ページ抜粋>
· · · · ·

超高密度低床プラットフォームの概要(左)と新開発のフューエルポンプモジュール(右)(クリックで拡大)

 この超高密度低床プラットフォームを実現する上で、最も大きく貢献したのがジェイド専用に設計された薄型の燃料タンクだという。また、タンクの薄型化に伴いフューエルポンプモジュールも2ベントシステムの新開発のものが採用されている。

IPUをセンターコンソール部分に

 この他にもジェイドには、低床プラットフォームを実現するために、アッパーアームを湾曲して3列目シートの足元をフラットにできるダブルウィッシュボーン式のリヤサスペンションや、従来比でサイレンサーを30%薄型にした排気システムなど、新開発の専用部品を搭載している。これら2つは、主に3列目シート部分の居住空間の確保に貢献している。このようにジェイドは、「3列シート6人乗り」というミニバンのようなフレキシブルな居住空間を実現するためのさまざまな工夫がこらされた。そういった工夫の中で最も特徴的なのが、IPU(インテリジェントパワーユニット)のレイアウトだ。

IPUをセンターコンソール部に組み込むことで、3列目シートの居住空間を確保している(左)。会場にはセンターコンソール部のカットモデルが展示された(右)(クリックで拡大)

· · · · ·

提供データ>
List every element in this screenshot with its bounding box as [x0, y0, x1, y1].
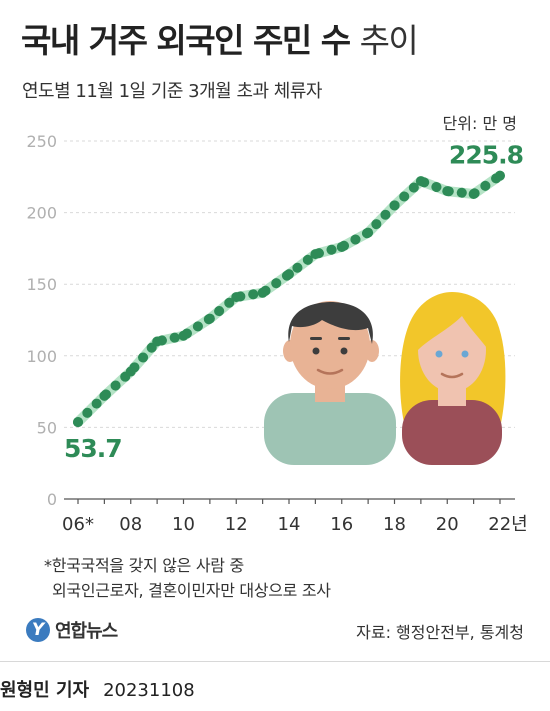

· · · · ·

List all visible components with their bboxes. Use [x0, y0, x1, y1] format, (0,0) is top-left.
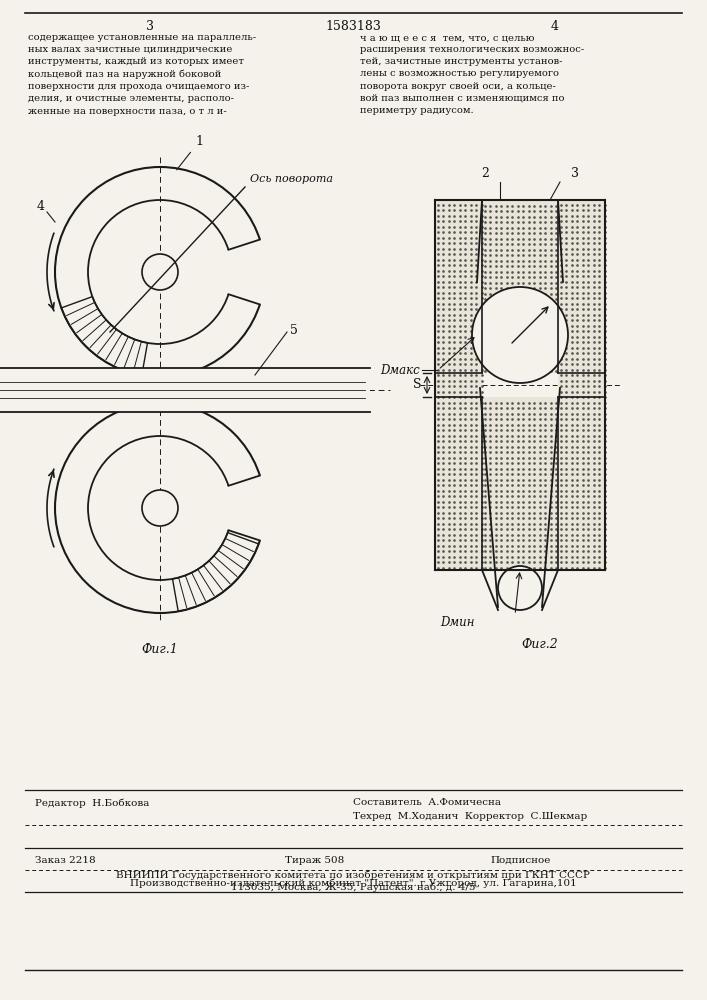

· · · · ·

依頼内容 A> ジェイドのプラットフォームに関する文章によると、超高密度低床プラットフォームの実現に最も大きく貢献したものは何か答えてください。
依頼内容 B> ジェイドのプラットフォームに関する文章を、最後の文の後から書き継いでください。
行のデータはこの作業では使いません。

回答 A> ジェイド専用に設計された薄型の燃料タンクです。

回答 B>
 ジェイドは、排気量1.5lの直噴ガソリンエンジンと1モーターのハイブリッドシステム「SPORT HYBRID i-DCD(以下、i-DCD)」を組み合わせたパワートレインになっている。これはホンダの「ヴェゼル」のハイブリッドモデルととほぼ同じ構成だ。しかしジェイドは、3列目シート部分の居住空間を確保するために、電池パックやインバータ、DC-DCコンバータなどを内蔵するIPUを、1列目シートのセンターコンソールに縦置きで搭載している。このレイアウトはホンダのハイブリッド車では初となる。

Vスライドキャプテンシートの概要(左)。2列目シートのレールがリヤホイール部分を避けるように後方に向かってV字に設置されている(右)(クリックで拡大)

 また、“フレキシブルな居住空間の確保”という意味では、2列目シートのスライド機能にも工夫がこらされた。その1つが新開発となるレールを車両後方に向かってV字に配置するVスライドキャプテンシートだ。レールをV字型にして、車室内で後輪のハウジングが占めるリヤホイール部分を避けるように設置して、真っすぐ配置するよりもレールの長さを稼いでいる。これにより、2列目シートのスライド幅を大きくすることで、乗車時の快適性を高めたという。